■ EXERCISE DIRECTIONS
Write the data out again in full, with no departure from the original.

■ DATA TO USE

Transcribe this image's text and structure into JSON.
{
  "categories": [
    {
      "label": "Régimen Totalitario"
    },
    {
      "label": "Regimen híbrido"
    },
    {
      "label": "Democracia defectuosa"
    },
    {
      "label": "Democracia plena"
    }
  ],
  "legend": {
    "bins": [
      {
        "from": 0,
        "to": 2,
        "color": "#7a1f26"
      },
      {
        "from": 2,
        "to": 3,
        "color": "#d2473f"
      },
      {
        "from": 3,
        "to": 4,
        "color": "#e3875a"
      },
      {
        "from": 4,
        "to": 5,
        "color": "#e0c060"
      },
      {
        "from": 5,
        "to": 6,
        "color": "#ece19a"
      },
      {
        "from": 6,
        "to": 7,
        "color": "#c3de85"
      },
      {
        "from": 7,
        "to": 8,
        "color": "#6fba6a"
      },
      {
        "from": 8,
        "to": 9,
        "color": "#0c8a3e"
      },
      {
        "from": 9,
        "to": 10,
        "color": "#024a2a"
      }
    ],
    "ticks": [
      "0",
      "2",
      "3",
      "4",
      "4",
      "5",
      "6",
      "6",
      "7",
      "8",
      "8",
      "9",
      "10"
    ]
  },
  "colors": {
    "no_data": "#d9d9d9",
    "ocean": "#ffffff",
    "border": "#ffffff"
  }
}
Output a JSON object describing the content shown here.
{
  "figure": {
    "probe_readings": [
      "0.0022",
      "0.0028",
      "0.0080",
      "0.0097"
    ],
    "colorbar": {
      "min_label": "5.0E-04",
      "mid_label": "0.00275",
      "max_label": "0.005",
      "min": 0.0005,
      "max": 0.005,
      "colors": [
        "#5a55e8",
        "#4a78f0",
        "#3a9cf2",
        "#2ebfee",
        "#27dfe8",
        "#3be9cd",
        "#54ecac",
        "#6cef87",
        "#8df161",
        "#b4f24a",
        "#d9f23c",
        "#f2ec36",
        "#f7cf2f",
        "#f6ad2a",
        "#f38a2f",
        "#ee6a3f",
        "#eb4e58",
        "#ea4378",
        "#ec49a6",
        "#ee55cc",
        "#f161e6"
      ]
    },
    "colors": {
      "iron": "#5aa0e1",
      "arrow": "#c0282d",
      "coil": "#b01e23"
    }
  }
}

■ SOLUTION TO THIS TASK
Transcribe this image's text and structure into JSON.
{
  "categories": [
    {
      "label": "Régimen Totalitario"
    },
    {
      "label": "Regimen híbrido"
    },
    {
      "label": "Democracia defectuosa"
    },
    {
      "label": "Democracia plena"
    }
  ],
  "legend": {
    "bins": [
      {
        "from": 0,
        "to": 2,
        "color": "#7a1f26"
      },
      {
        "from": 2,
        "to": 3,
        "color": "#d2473f"
      },
      {
        "from": 3,
        "to": 4,
        "color": "#e3875a"
      },
      {
        "from": 4,
        "to": 5,
        "color": "#e0c060"
      },
      {
        "from": 5,
        "to": 6,
        "color": "#ece19a"
      },
      {
        "from": 6,
        "to": 7,
        "color": "#c3de85"
      },
      {
        "from": 7,
        "to": 8,
        "color": "#6fba6a"
      },
      {
        "from": 8,
        "to": 9,
        "color": "#0c8a3e"
      },
      {
        "from": 9,
        "to": 10,
        "color": "#024a2a"
      }
    ],
    "ticks": [
      "0",
      "2",
      "3",
      "4",
      "4",
      "5",
      "6",
      "6",
      "7",
      "8",
      "8",
      "9",
      "10"
    ]
  },
  "colors": {
    "no_data": "#d9d9d9",
    "ocean": "#ffffff",
    "border": "#ffffff"
  }
}
Output a JSON object describing the content shown here.
{
  "figure": {
    "probe_readings": [
      "0.0022",
      "0.0028",
      "0.0080",
      "0.0097"
    ],
    "colorbar": {
      "min_label": "5.0E-04",
      "mid_label": "0.00275",
      "max_label": "0.005",
      "min": 0.0005,
      "max": 0.005,
      "colors": [
        "#5a55e8",
        "#4a78f0",
        "#3a9cf2",
        "#2ebfee",
        "#27dfe8",
        "#3be9cd",
        "#54ecac",
        "#6cef87",
        "#8df161",
        "#b4f24a",
        "#d9f23c",
        "#f2ec36",
        "#f7cf2f",
        "#f6ad2a",
        "#f38a2f",
        "#ee6a3f",
        "#eb4e58",
        "#ea4378",
        "#ec49a6",
        "#ee55cc",
        "#f161e6"
      ]
    },
    "colors": {
      "iron": "#5aa0e1",
      "arrow": "#c0282d",
      "coil": "#b01e23"
    }
  }
}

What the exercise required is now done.